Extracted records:
(begin)

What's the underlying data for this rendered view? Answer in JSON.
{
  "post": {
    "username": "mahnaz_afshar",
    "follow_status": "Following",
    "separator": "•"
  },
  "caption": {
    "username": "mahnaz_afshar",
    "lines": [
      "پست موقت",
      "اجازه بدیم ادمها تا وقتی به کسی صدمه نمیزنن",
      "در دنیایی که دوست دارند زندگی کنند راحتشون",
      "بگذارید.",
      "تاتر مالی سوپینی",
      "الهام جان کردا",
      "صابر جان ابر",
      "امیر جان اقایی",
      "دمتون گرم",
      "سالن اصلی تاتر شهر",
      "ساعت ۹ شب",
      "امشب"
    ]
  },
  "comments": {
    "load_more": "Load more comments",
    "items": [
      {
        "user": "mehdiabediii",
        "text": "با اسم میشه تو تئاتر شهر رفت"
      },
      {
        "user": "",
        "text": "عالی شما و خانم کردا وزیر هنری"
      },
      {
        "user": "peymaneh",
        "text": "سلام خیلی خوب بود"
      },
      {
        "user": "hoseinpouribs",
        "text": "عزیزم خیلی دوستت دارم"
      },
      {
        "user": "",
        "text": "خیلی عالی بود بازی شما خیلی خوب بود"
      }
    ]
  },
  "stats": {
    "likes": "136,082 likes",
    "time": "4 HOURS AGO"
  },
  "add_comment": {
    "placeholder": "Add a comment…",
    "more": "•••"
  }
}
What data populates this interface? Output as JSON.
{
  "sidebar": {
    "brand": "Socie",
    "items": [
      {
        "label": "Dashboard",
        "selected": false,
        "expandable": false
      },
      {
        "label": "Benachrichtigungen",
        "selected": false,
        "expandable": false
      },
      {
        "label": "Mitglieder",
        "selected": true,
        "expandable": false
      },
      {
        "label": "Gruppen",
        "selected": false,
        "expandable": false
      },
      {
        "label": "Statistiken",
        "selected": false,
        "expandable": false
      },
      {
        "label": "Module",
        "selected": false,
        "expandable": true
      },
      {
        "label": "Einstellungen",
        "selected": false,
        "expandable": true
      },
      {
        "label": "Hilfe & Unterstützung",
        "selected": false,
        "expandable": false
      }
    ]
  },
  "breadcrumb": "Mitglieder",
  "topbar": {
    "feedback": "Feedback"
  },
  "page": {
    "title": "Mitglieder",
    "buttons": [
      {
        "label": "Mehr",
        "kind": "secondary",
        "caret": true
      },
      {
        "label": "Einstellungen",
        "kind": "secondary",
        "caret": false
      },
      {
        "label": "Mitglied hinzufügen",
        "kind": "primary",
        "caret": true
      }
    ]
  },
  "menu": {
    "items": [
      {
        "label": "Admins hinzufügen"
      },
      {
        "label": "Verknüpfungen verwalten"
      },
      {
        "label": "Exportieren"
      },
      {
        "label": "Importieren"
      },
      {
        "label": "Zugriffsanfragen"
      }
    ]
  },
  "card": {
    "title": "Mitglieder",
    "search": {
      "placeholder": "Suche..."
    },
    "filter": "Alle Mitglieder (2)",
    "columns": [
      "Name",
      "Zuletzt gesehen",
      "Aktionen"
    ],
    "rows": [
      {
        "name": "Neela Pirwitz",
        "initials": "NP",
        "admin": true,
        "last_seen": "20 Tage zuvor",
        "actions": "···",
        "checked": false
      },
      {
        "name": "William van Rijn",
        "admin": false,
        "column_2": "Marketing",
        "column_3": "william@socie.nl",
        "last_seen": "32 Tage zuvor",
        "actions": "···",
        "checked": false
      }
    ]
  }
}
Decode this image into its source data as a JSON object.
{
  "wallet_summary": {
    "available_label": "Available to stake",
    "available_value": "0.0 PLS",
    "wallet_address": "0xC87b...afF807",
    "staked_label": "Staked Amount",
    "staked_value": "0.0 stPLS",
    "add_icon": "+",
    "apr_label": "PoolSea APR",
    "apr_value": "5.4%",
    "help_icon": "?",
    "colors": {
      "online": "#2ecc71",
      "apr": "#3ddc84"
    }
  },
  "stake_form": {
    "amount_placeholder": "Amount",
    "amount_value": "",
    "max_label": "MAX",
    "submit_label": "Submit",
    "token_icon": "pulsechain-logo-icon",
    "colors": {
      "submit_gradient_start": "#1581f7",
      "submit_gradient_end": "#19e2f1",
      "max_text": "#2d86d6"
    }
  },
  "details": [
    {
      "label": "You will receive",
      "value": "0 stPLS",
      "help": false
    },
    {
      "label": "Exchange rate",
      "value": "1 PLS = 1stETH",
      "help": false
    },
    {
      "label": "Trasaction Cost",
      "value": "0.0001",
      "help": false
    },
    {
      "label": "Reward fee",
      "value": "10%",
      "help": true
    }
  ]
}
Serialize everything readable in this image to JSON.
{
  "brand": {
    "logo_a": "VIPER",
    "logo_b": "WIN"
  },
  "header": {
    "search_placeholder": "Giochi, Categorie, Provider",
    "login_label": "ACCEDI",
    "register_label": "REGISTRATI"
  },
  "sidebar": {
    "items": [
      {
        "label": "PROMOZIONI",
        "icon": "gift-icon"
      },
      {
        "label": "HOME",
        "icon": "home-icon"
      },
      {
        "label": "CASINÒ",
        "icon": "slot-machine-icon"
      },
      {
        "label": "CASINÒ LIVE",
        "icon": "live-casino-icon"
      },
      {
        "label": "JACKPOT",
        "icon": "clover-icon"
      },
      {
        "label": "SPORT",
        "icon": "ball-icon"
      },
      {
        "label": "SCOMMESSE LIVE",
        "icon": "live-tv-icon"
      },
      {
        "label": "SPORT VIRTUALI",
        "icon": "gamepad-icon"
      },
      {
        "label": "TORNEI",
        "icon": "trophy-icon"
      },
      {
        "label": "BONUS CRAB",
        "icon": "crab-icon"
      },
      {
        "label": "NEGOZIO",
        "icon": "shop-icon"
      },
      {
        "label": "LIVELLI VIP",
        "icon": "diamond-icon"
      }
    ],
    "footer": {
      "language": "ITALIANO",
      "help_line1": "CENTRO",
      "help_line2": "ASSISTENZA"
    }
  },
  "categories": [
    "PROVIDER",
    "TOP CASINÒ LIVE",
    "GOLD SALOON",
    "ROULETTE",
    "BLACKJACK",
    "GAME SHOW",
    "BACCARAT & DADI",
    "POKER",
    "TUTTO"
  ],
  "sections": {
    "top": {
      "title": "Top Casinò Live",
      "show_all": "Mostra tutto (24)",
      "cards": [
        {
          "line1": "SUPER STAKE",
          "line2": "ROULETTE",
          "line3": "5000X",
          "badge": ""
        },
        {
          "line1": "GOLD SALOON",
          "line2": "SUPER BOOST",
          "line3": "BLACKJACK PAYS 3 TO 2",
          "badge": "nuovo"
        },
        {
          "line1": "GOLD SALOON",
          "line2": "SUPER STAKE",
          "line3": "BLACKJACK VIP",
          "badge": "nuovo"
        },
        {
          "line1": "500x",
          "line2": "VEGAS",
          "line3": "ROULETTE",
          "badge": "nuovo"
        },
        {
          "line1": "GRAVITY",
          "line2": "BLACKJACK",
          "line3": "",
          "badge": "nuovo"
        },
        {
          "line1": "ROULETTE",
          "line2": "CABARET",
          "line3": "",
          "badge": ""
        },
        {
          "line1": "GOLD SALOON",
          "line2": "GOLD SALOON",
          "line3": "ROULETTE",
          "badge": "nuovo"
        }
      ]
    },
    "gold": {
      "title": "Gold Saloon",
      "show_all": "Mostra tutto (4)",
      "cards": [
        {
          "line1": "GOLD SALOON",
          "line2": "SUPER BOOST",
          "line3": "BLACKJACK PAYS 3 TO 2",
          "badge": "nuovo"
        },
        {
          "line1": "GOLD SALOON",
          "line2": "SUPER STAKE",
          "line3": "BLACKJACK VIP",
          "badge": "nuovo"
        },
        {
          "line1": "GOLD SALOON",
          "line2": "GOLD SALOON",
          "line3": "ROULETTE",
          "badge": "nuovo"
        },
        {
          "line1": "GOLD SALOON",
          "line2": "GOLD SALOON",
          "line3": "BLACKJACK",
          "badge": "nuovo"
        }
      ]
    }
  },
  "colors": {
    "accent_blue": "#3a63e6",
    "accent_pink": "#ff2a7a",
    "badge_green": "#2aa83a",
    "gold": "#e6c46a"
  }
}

(end)

Task instructions: From the records above, report the count of lines containing "What" and nothing more.

Written reply: 2